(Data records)
-- BEGIN --

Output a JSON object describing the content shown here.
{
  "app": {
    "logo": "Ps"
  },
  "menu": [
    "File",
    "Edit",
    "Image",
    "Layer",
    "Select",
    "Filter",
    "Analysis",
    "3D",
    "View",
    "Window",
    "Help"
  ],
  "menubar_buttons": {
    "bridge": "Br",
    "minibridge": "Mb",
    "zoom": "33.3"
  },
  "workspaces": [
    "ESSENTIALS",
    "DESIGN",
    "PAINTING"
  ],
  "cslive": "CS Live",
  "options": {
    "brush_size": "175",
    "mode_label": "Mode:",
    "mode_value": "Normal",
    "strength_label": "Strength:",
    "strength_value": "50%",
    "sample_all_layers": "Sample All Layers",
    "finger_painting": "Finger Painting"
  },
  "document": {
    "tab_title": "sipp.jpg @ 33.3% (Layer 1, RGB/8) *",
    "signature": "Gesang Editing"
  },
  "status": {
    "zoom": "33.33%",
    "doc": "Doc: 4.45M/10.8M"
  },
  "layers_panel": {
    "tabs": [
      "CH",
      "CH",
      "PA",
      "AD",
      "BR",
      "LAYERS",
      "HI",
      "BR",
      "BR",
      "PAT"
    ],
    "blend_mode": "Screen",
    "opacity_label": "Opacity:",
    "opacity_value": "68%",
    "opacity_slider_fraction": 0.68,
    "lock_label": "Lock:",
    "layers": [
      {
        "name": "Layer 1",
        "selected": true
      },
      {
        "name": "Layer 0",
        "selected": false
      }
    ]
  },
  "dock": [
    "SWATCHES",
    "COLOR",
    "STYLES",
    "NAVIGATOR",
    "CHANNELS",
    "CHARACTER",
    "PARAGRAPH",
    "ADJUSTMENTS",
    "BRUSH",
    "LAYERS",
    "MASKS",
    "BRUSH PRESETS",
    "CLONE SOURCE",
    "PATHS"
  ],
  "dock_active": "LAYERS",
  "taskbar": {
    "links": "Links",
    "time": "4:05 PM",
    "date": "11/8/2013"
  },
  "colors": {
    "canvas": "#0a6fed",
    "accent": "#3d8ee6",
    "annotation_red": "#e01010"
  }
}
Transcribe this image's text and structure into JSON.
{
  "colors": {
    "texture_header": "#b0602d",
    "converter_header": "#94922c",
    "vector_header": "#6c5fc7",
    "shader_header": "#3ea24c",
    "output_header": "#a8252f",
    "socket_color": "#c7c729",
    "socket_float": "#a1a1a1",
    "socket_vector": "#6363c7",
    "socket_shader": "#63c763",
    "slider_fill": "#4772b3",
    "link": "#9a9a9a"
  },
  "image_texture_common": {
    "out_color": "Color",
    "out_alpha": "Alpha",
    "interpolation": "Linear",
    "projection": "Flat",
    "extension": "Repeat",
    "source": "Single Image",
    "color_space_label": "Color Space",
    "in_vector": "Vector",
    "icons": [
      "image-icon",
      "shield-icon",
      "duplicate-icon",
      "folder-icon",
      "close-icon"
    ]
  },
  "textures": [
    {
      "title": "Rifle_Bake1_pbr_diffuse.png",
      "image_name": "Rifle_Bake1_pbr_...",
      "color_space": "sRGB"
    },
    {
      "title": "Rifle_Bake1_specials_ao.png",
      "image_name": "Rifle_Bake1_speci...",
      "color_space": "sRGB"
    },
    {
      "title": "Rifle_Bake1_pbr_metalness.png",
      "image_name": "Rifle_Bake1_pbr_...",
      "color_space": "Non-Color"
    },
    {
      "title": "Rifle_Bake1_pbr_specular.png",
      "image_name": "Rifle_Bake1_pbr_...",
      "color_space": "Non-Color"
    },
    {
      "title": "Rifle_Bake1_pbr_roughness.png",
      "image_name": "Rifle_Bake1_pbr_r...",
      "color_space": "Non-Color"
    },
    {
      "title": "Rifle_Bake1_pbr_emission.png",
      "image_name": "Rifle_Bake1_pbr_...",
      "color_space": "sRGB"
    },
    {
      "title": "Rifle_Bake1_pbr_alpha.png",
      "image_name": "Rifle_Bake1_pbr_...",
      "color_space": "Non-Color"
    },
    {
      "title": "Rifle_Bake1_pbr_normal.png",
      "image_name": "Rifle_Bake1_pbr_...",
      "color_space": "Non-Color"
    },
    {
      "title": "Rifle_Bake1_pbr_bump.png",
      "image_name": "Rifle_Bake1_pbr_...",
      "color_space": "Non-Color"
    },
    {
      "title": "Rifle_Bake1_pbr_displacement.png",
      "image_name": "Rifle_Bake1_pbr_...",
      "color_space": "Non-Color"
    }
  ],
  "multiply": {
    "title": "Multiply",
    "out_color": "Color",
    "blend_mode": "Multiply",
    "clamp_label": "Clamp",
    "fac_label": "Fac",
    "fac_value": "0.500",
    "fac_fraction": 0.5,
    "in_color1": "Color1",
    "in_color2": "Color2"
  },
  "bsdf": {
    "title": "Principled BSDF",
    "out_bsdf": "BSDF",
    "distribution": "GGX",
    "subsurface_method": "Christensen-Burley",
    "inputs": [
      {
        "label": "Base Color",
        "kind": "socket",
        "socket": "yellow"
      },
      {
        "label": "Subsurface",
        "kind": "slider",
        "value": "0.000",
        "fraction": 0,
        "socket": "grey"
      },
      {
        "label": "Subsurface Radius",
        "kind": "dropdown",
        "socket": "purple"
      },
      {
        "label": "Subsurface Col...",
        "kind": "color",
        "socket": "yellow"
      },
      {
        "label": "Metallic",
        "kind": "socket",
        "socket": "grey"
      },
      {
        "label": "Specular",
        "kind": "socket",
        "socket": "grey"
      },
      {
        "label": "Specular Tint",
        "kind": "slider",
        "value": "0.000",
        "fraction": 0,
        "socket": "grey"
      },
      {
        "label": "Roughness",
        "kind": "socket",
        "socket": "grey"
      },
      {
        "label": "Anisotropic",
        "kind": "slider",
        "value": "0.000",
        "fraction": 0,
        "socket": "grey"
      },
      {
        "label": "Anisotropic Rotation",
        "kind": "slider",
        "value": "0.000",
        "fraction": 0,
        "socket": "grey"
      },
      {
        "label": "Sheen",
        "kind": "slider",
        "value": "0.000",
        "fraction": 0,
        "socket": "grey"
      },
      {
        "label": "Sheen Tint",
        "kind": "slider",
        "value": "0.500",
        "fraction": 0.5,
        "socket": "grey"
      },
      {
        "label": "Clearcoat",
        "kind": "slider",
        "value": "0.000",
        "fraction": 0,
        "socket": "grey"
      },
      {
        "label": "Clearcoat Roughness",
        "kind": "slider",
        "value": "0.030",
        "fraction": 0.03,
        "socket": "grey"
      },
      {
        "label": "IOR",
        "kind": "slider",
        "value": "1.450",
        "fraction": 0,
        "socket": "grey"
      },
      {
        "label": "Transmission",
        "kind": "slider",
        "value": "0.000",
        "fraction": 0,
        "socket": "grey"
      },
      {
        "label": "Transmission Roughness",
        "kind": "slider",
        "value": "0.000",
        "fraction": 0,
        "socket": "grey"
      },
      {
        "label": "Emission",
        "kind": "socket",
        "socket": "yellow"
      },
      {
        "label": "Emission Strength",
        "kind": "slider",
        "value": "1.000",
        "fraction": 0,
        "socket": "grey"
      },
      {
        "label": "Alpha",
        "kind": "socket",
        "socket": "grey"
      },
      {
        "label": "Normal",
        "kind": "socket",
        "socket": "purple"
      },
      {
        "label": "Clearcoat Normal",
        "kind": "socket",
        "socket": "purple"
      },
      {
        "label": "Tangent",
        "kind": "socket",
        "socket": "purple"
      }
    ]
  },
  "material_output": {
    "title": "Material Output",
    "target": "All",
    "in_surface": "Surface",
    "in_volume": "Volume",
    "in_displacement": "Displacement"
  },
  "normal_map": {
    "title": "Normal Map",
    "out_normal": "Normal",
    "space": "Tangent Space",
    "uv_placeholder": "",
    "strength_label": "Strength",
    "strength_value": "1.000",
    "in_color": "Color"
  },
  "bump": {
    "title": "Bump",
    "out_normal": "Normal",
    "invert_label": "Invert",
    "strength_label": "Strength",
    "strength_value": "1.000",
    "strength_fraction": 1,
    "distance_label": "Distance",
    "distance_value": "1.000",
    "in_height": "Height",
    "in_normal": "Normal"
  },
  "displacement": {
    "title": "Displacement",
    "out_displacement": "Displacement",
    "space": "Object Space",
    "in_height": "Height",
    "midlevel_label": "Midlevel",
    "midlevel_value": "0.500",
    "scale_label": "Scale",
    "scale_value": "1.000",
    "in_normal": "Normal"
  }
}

-- END --

=== What you are asked to do ===
Looking at the entries above, say how many lines contain the word "JSON". Only the number is wanted.

=== Expected answer ===
2